DATA FOR THIS EXERCISE:
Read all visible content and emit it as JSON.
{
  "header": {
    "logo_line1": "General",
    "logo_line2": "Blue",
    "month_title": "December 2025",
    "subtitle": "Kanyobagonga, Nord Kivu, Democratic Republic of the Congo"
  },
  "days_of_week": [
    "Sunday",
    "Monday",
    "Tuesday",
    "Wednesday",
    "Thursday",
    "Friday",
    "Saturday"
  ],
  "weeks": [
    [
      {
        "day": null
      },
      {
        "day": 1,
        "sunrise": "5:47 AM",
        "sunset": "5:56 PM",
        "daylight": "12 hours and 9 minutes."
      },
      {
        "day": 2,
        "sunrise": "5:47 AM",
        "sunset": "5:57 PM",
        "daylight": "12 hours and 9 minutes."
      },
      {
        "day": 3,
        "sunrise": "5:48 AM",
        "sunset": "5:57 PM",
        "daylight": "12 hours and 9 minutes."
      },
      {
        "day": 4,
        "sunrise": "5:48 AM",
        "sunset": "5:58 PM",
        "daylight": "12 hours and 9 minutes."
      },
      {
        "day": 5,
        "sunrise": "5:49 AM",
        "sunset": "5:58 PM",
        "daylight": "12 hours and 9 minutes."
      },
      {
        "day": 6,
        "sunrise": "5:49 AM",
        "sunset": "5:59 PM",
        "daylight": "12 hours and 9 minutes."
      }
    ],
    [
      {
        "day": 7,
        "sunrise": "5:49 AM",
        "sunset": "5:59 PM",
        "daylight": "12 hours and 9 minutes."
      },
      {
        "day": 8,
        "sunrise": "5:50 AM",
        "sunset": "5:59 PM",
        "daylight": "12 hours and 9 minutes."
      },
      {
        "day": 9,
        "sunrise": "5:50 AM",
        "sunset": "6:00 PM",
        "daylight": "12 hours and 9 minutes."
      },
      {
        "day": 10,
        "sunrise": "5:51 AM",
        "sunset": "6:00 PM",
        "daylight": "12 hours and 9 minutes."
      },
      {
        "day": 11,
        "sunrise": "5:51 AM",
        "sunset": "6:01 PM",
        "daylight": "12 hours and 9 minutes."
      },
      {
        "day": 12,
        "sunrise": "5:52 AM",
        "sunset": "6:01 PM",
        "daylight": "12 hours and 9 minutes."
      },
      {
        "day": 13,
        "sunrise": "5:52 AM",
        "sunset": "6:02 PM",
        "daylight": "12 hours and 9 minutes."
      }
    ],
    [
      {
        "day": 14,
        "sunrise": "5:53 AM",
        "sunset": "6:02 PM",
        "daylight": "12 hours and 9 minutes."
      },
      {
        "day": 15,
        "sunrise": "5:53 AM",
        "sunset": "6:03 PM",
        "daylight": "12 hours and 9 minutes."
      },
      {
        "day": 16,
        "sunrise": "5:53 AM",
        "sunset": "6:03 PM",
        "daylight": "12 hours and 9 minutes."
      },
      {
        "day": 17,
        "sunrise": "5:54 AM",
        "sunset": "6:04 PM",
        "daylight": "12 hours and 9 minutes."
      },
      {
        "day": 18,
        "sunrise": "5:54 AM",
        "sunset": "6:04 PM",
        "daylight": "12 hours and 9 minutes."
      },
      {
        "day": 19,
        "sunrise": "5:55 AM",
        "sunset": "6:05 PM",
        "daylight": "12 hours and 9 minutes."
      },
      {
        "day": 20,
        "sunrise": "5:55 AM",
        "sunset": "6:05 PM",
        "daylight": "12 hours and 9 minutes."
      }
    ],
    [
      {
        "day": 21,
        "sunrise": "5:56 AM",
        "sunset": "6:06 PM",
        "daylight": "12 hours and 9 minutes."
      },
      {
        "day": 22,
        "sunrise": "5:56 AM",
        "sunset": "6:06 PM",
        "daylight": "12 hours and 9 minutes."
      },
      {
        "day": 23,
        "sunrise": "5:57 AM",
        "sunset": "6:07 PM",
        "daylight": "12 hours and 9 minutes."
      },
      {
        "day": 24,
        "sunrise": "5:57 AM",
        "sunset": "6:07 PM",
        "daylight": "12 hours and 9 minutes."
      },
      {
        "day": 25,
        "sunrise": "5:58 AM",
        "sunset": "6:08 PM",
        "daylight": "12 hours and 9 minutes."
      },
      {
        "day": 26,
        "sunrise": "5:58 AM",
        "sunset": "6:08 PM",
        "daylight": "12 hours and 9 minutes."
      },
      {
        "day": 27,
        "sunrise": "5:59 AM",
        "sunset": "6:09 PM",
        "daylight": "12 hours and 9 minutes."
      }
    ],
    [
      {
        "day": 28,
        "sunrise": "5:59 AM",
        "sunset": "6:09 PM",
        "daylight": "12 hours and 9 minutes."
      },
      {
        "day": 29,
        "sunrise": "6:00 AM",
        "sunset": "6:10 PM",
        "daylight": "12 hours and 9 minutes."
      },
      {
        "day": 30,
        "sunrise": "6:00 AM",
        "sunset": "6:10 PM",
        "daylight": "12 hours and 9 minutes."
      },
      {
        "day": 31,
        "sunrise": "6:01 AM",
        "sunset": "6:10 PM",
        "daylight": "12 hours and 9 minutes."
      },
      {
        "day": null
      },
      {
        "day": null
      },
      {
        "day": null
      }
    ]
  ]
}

AIM OF THE TASK: Copy out every line of the data above, exactly as given.

REPLY TO THE EXERCISE:
Read all visible content and emit it as JSON.
{
  "header": {
    "logo_line1": "General",
    "logo_line2": "Blue",
    "month_title": "December 2025",
    "subtitle": "Kanyobagonga, Nord Kivu, Democratic Republic of the Congo"
  },
  "days_of_week": [
    "Sunday",
    "Monday",
    "Tuesday",
    "Wednesday",
    "Thursday",
    "Friday",
    "Saturday"
  ],
  "weeks": [
    [
      {
        "day": null
      },
      {
        "day": 1,
        "sunrise": "5:47 AM",
        "sunset": "5:56 PM",
        "daylight": "12 hours and 9 minutes."
      },
      {
        "day": 2,
        "sunrise": "5:47 AM",
        "sunset": "5:57 PM",
        "daylight": "12 hours and 9 minutes."
      },
      {
        "day": 3,
        "sunrise": "5:48 AM",
        "sunset": "5:57 PM",
        "daylight": "12 hours and 9 minutes."
      },
      {
        "day": 4,
        "sunrise": "5:48 AM",
        "sunset": "5:58 PM",
        "daylight": "12 hours and 9 minutes."
      },
      {
        "day": 5,
        "sunrise": "5:49 AM",
        "sunset": "5:58 PM",
        "daylight": "12 hours and 9 minutes."
      },
      {
        "day": 6,
        "sunrise": "5:49 AM",
        "sunset": "5:59 PM",
        "daylight": "12 hours and 9 minutes."
      }
    ],
    [
      {
        "day": 7,
        "sunrise": "5:49 AM",
        "sunset": "5:59 PM",
        "daylight": "12 hours and 9 minutes."
      },
      {
        "day": 8,
        "sunrise": "5:50 AM",
        "sunset": "5:59 PM",
        "daylight": "12 hours and 9 minutes."
      },
      {
        "day": 9,
        "sunrise": "5:50 AM",
        "sunset": "6:00 PM",
        "daylight": "12 hours and 9 minutes."
      },
      {
        "day": 10,
        "sunrise": "5:51 AM",
        "sunset": "6:00 PM",
        "daylight": "12 hours and 9 minutes."
      },
      {
        "day": 11,
        "sunrise": "5:51 AM",
        "sunset": "6:01 PM",
        "daylight": "12 hours and 9 minutes."
      },
      {
        "day": 12,
        "sunrise": "5:52 AM",
        "sunset": "6:01 PM",
        "daylight": "12 hours and 9 minutes."
      },
      {
        "day": 13,
        "sunrise": "5:52 AM",
        "sunset": "6:02 PM",
        "daylight": "12 hours and 9 minutes."
      }
    ],
    [
      {
        "day": 14,
        "sunrise": "5:53 AM",
        "sunset": "6:02 PM",
        "daylight": "12 hours and 9 minutes."
      },
      {
        "day": 15,
        "sunrise": "5:53 AM",
        "sunset": "6:03 PM",
        "daylight": "12 hours and 9 minutes."
      },
      {
        "day": 16,
        "sunrise": "5:53 AM",
        "sunset": "6:03 PM",
        "daylight": "12 hours and 9 minutes."
      },
      {
        "day": 17,
        "sunrise": "5:54 AM",
        "sunset": "6:04 PM",
        "daylight": "12 hours and 9 minutes."
      },
      {
        "day": 18,
        "sunrise": "5:54 AM",
        "sunset": "6:04 PM",
        "daylight": "12 hours and 9 minutes."
      },
      {
        "day": 19,
        "sunrise": "5:55 AM",
        "sunset": "6:05 PM",
        "daylight": "12 hours and 9 minutes."
      },
      {
        "day": 20,
        "sunrise": "5:55 AM",
        "sunset": "6:05 PM",
        "daylight": "12 hours and 9 minutes."
      }
    ],
    [
      {
        "day": 21,
        "sunrise": "5:56 AM",
        "sunset": "6:06 PM",
        "daylight": "12 hours and 9 minutes."
      },
      {
        "day": 22,
        "sunrise": "5:56 AM",
        "sunset": "6:06 PM",
        "daylight": "12 hours and 9 minutes."
      },
      {
        "day": 23,
        "sunrise": "5:57 AM",
        "sunset": "6:07 PM",
        "daylight": "12 hours and 9 minutes."
      },
      {
        "day": 24,
        "sunrise": "5:57 AM",
        "sunset": "6:07 PM",
        "daylight": "12 hours and 9 minutes."
      },
      {
        "day": 25,
        "sunrise": "5:58 AM",
        "sunset": "6:08 PM",
        "daylight": "12 hours and 9 minutes."
      },
      {
        "day": 26,
        "sunrise": "5:58 AM",
        "sunset": "6:08 PM",
        "daylight": "12 hours and 9 minutes."
      },
      {
        "day": 27,
        "sunrise": "5:59 AM",
        "sunset": "6:09 PM",
        "daylight": "12 hours and 9 minutes."
      }
    ],
    [
      {
        "day": 28,
        "sunrise": "5:59 AM",
        "sunset": "6:09 PM",
        "daylight": "12 hours and 9 minutes."
      },
      {
        "day": 29,
        "sunrise": "6:00 AM",
        "sunset": "6:10 PM",
        "daylight": "12 hours and 9 minutes."
      },
      {
        "day": 30,
        "sunrise": "6:00 AM",
        "sunset": "6:10 PM",
        "daylight": "12 hours and 9 minutes."
      },
      {
        "day": 31,
        "sunrise": "6:01 AM",
        "sunset": "6:10 PM",
        "daylight": "12 hours and 9 minutes."
      },
      {
        "day": null
      },
      {
        "day": null
      },
      {
        "day": null
      }
    ]
  ]
}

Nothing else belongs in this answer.